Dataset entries
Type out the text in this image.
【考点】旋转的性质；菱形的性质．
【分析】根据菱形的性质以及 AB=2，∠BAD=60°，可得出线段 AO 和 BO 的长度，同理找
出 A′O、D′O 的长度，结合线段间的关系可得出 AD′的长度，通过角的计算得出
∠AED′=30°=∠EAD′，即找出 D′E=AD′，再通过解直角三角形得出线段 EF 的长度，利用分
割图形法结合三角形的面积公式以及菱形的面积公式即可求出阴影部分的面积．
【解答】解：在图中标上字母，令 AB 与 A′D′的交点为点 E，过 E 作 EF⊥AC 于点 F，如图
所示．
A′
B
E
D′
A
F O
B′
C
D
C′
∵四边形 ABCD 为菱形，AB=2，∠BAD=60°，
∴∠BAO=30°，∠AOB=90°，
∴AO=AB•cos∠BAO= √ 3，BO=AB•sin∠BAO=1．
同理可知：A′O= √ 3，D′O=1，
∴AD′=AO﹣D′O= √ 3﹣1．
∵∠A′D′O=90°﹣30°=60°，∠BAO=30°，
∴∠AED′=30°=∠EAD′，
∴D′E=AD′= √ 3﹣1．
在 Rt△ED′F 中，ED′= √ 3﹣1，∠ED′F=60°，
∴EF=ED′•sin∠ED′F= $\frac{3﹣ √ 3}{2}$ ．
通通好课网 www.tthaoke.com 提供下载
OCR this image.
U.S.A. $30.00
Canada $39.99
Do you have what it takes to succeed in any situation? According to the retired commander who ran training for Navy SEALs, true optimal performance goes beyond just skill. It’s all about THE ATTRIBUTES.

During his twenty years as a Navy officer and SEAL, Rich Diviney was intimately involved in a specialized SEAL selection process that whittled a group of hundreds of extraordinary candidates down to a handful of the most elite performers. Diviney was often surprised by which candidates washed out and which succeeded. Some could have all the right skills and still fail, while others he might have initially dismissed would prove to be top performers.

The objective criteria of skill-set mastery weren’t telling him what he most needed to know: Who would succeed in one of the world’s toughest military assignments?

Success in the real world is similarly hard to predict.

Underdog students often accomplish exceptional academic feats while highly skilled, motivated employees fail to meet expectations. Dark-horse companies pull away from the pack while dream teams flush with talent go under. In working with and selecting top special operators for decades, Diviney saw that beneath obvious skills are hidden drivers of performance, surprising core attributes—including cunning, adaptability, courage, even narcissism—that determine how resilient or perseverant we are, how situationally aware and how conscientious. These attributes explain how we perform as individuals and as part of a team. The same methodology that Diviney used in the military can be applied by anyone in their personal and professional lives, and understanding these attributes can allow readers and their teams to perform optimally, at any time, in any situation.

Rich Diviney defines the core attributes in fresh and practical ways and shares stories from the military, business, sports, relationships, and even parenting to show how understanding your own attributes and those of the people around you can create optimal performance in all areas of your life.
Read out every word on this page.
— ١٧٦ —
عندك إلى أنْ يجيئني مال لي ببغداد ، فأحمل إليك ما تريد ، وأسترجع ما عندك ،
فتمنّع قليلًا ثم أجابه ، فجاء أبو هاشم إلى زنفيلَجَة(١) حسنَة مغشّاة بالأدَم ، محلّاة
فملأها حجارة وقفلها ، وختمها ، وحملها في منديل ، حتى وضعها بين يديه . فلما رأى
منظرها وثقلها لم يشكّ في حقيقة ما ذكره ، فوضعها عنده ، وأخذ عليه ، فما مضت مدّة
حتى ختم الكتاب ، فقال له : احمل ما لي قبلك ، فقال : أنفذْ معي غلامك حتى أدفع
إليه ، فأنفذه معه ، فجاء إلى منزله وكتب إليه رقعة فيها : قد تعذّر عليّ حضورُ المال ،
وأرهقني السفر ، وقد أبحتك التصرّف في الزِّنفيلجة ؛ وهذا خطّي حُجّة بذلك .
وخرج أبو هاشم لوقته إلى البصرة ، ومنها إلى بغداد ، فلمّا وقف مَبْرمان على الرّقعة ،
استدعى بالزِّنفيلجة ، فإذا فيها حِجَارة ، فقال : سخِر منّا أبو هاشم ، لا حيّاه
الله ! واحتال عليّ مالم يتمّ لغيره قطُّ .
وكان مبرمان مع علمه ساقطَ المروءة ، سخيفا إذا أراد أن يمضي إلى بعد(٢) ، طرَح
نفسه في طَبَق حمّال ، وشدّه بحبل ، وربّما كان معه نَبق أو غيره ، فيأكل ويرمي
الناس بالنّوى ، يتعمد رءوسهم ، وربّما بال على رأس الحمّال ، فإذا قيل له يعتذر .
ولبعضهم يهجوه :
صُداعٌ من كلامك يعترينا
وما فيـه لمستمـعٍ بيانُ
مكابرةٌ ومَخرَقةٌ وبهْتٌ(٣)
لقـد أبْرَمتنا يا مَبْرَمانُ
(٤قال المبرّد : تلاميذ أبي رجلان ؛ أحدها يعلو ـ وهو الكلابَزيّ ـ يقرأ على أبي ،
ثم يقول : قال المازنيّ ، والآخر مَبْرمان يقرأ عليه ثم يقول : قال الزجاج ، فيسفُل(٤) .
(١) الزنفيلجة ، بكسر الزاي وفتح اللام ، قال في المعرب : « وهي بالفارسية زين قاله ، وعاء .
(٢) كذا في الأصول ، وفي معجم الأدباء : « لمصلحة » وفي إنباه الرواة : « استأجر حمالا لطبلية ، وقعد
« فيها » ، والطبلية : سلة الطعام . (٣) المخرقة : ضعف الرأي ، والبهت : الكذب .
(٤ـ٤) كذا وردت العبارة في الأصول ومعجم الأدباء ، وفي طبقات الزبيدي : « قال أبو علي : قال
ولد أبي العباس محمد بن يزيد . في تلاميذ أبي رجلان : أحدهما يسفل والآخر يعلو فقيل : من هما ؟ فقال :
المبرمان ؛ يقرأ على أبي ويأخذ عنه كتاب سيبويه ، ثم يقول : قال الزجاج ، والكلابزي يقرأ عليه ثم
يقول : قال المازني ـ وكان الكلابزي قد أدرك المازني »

▶ Job:
Copy whichever lines in the listing above contain the word "المازني".

▶ Expected output:
ثم يقول : قال المازنيّ ، والآخر مَبْرمان يقرأ عليه ثم يقول : قال الزجاج ، فيسفُل(٤) .
يقول : قال المازني ـ وكان الكلابزي قد أدرك المازني »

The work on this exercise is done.